- _JOB_: Which lines in the material below contain the word "used"? Copy each of them.

- _MATERIAL PROVIDED_:

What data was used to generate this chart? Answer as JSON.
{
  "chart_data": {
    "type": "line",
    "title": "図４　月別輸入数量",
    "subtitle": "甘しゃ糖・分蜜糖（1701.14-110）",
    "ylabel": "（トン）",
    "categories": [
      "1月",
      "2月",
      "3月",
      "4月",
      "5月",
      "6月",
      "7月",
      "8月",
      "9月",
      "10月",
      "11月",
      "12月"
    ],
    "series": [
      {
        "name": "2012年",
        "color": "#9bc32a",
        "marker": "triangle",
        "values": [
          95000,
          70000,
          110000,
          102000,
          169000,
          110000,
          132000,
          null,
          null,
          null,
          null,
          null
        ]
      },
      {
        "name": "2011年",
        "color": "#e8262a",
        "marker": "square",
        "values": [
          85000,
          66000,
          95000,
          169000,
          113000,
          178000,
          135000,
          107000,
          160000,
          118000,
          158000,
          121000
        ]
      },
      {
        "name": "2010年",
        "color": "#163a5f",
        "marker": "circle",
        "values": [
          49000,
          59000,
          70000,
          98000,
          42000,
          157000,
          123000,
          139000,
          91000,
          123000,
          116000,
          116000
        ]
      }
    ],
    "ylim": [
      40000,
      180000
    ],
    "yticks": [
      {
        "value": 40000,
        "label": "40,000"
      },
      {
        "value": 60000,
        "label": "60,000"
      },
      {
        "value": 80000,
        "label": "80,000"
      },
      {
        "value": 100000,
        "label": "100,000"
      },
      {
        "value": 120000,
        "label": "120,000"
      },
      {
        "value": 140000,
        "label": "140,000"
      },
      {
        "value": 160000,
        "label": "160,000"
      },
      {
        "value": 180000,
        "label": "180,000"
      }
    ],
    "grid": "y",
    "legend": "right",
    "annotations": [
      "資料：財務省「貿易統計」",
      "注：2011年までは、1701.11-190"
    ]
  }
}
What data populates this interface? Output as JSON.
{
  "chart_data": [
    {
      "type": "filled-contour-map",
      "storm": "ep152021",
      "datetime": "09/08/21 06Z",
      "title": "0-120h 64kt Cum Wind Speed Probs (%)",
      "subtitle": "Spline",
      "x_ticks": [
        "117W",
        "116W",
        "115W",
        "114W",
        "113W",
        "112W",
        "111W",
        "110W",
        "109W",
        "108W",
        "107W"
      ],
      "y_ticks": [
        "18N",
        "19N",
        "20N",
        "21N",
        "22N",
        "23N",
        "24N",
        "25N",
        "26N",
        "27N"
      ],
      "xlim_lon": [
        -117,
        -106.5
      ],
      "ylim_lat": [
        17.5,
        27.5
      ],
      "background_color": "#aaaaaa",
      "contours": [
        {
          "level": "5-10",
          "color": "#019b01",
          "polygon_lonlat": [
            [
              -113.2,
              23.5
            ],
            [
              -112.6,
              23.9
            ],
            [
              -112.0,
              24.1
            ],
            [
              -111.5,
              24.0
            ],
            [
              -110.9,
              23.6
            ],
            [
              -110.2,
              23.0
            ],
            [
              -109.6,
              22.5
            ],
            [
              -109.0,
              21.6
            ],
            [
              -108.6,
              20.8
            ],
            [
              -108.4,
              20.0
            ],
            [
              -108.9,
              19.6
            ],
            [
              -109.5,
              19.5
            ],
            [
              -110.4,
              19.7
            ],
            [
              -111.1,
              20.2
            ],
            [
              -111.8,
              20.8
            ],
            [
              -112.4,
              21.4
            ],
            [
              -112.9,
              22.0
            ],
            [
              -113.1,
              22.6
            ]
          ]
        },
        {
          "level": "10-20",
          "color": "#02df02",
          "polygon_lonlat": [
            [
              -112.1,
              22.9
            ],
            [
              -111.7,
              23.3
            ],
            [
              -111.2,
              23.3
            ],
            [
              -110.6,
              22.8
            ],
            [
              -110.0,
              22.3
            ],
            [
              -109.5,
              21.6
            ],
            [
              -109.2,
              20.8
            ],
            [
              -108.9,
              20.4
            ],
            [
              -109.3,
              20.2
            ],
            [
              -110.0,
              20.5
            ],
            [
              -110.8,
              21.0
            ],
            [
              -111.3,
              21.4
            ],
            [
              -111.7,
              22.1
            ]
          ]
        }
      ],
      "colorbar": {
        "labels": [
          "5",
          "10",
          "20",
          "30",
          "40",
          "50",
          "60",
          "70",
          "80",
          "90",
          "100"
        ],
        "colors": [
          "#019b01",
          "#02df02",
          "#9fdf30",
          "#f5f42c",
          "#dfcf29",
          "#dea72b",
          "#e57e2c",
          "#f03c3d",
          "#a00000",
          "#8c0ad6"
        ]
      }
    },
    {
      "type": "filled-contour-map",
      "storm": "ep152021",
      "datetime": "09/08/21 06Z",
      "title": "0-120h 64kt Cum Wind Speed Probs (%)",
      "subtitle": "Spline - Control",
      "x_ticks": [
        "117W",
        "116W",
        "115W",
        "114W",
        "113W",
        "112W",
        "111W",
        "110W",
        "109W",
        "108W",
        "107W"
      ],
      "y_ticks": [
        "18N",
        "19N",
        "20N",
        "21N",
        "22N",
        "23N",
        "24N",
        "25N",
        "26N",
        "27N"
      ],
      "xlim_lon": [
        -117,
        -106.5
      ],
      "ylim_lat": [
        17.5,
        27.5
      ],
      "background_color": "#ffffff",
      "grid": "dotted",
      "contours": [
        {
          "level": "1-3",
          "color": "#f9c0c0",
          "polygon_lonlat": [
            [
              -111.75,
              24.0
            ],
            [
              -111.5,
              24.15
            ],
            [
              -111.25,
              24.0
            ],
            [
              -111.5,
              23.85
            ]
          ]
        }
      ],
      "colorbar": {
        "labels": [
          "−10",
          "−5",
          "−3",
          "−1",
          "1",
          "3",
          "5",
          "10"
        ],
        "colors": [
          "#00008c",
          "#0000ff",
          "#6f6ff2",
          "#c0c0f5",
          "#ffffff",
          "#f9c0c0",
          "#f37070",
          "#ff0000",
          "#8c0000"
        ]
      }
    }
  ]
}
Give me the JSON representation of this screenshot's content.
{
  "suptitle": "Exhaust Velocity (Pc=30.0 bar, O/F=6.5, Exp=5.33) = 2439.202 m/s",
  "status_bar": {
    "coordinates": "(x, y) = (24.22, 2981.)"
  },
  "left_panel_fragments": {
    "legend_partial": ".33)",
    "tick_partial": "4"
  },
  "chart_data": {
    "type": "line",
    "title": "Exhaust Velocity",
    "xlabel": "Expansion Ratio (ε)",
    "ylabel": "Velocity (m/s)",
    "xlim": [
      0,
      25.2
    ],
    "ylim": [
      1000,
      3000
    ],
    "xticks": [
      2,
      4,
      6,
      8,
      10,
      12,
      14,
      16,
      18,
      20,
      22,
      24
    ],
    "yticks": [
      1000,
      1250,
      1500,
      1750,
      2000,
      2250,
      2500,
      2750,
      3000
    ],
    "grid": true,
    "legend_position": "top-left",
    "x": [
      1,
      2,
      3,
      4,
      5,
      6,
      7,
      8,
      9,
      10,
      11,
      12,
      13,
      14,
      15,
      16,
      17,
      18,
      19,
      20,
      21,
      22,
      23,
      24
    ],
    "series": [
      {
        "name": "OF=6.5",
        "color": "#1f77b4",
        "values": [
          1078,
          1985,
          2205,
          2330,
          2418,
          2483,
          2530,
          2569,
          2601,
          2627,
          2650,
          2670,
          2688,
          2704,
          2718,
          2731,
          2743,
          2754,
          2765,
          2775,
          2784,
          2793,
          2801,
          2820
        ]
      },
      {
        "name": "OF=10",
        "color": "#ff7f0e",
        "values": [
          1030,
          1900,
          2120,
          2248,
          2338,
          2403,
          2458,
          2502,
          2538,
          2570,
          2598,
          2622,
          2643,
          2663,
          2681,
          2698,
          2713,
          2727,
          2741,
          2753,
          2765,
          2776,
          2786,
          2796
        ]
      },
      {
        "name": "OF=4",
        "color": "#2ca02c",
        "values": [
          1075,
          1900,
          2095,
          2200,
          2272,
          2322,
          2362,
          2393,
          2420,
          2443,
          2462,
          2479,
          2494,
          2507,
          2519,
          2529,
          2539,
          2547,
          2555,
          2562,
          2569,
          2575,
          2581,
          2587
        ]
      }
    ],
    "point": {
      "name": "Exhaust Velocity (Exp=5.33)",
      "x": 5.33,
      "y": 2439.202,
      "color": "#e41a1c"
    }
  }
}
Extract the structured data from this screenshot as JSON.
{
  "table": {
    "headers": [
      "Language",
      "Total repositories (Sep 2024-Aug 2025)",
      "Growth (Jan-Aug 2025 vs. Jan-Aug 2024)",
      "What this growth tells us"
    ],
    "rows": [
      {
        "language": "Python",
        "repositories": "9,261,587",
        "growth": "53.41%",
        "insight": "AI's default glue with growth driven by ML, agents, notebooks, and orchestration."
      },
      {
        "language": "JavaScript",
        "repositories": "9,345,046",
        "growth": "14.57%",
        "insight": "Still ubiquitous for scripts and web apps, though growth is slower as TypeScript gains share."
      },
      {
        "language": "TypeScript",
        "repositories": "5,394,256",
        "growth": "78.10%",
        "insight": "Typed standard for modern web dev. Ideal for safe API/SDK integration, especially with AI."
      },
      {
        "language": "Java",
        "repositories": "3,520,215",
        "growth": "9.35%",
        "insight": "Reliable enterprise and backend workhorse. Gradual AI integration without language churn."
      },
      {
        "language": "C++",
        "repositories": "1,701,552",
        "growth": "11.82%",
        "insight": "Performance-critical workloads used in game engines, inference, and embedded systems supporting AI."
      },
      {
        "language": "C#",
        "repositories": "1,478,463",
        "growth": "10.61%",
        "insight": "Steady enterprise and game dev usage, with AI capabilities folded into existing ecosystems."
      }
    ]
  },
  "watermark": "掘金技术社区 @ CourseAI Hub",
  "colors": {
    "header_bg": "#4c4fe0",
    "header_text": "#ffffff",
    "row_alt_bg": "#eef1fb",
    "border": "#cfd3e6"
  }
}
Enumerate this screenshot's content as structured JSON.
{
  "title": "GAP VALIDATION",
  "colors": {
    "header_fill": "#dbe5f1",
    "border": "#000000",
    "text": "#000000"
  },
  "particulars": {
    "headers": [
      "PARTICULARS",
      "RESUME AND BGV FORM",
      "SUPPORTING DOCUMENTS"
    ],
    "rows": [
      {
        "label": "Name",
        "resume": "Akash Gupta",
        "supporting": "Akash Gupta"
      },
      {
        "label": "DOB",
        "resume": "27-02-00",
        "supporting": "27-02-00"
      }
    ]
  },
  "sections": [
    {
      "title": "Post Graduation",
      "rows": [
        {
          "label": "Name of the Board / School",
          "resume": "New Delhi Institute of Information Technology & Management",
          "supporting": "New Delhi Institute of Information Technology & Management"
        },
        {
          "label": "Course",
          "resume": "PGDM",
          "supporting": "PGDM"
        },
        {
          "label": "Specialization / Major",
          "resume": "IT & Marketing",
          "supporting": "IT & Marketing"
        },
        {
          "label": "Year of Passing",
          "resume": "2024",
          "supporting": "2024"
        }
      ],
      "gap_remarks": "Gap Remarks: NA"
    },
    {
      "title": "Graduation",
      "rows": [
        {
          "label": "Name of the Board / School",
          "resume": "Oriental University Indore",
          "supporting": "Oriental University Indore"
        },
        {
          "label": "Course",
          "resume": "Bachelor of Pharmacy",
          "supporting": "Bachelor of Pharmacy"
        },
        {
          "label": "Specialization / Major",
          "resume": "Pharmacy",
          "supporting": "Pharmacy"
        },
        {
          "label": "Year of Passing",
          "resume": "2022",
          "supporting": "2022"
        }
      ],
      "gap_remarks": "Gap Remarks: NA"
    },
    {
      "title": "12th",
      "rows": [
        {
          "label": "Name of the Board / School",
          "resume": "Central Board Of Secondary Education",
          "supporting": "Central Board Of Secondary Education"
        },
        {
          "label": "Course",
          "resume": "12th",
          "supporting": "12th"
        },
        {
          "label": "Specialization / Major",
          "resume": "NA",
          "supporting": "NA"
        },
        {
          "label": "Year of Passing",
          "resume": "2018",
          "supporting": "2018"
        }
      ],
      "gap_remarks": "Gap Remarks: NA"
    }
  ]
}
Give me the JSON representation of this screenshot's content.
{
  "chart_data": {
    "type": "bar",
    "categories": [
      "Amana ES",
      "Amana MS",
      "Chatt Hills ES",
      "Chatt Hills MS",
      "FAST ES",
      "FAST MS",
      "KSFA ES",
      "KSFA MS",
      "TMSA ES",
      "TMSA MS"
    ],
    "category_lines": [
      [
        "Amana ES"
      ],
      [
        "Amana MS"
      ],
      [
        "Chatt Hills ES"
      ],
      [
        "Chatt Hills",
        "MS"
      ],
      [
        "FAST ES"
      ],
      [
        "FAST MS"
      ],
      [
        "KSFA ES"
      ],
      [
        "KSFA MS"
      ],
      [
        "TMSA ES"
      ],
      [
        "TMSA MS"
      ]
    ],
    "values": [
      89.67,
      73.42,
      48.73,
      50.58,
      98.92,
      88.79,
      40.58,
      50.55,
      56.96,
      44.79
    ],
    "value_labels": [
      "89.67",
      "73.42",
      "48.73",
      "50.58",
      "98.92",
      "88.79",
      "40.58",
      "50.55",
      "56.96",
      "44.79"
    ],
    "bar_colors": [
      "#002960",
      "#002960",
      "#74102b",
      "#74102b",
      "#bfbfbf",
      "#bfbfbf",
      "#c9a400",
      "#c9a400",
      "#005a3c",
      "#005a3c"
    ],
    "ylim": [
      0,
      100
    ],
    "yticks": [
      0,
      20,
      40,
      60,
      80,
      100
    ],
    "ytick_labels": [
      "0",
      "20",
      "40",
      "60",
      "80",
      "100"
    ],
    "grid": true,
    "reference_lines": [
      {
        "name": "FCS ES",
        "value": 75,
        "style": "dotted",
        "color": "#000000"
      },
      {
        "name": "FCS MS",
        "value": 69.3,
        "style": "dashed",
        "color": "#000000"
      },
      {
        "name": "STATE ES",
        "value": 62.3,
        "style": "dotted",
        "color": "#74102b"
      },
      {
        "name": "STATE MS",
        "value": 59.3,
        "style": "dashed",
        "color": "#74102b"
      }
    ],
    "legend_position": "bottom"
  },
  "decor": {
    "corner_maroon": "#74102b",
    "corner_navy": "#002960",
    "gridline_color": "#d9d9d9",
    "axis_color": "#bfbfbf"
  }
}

- _THE ANSWER_:
What data was used to generate this chart? Answer as JSON.
        "insight": "Performance-critical workloads used in game engines, inference, and embedded systems supporting AI."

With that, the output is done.